_Written tasks_.
1. In the A pillar leak thread, what does MMMH2O say happens to the plastic connecting tube over time?
2. Write out the A pillar leak thread from "Hi all, I know" to "still getting leaks.".

# The Usual A pillar leak



## Ged546 (Aug 18, 2018)

Hi all, I know this has probably been covered previously but I haven’t yet found a fix so hoping someone here can help. I have a leak on the (UK) passenger side A pillar. I've done what most suggest; lubricated the seals and checked the hose/nipple connection inside the A pillar but still getting leaks.
Garages around me are more than a little reluctant to get involved so I’m getting more than a little frustrated and the Missus is fed up of getting wet knees.


----------



## xmenlegacy (Feb 27, 2018)

it will probably always leak. we currently have 2 2009 eos's.. one of which has been garage kept since we bought it new, and the other was not. the garage kept one has never had the seals serviced and has never leaked anywhere. knock on wood. the other has had seals replaced several times, lubricated regularly, and still leaks in A pillars on both sides. not always, but prolly 50/50. so I really have no answer. as much as I love my eos I have kind of just accepted that this will always be a problem. yeah its a little annoying, but its better than getting water in your boot or elsewhere..


----------



## MMMH2O (Oct 24, 2004)

I fixed mine. Took a coup[le of tries, but eventually I was able to seal them back up. The problem is that the plastic connecting tube becomes misshapen over time. It forms an oval instead of the round shape that it was made as. I removed the cover at the corner and applied some 3M automotive silicone. Made sure it flowed around the openings.
Now it has not leaked no matter how strong the rain or car wash! :laugh:


----------



## porkfrog (Apr 27, 2018)

MMMH2O said:


> I fixed mine. Took a coup[le of tries, but eventually I was able to seal them back up. The problem is that the plastic connecting tube becomes misshapen over time. It forms an oval instead of the round shape that it was made as. I removed the cover at the corner and applied some 3M automotive silicone. Made sure it flowed around the openings.
> Now it has not leaked no matter how strong the rain or car wash! :laugh:


Hi Would you be able to share some pictures of this? Thanks!!


----------

_Recorded information_.
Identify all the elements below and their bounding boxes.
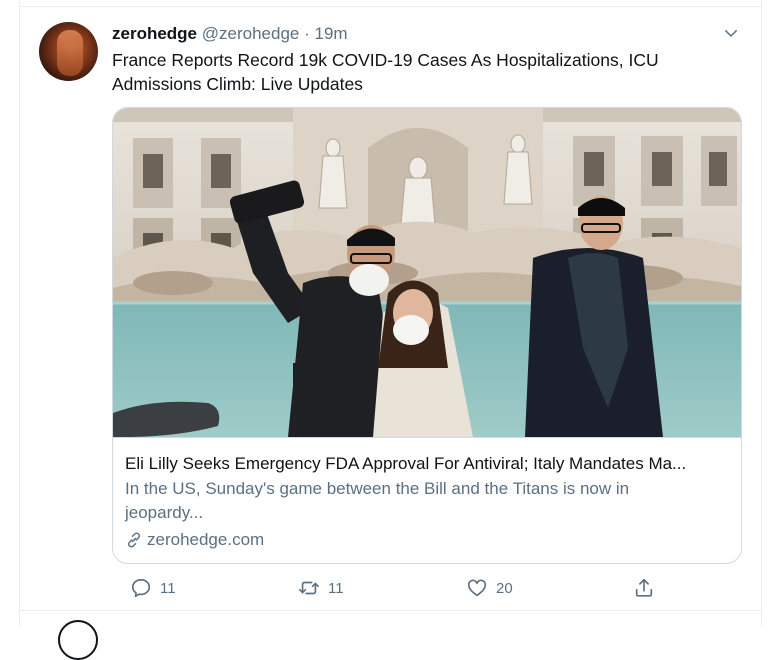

_Worked solutions_.
1. It becomes misshapen, forming an oval instead of its original round shape.

2.
Hi all, I know this has probably been covered previously but I haven’t yet found a fix so hoping someone here can help. I have a leak on the (UK) passenger side A pillar. I've done what most suggest; lubricated the seals and checked the hose/nipple connection inside the A pillar but still getting leaks.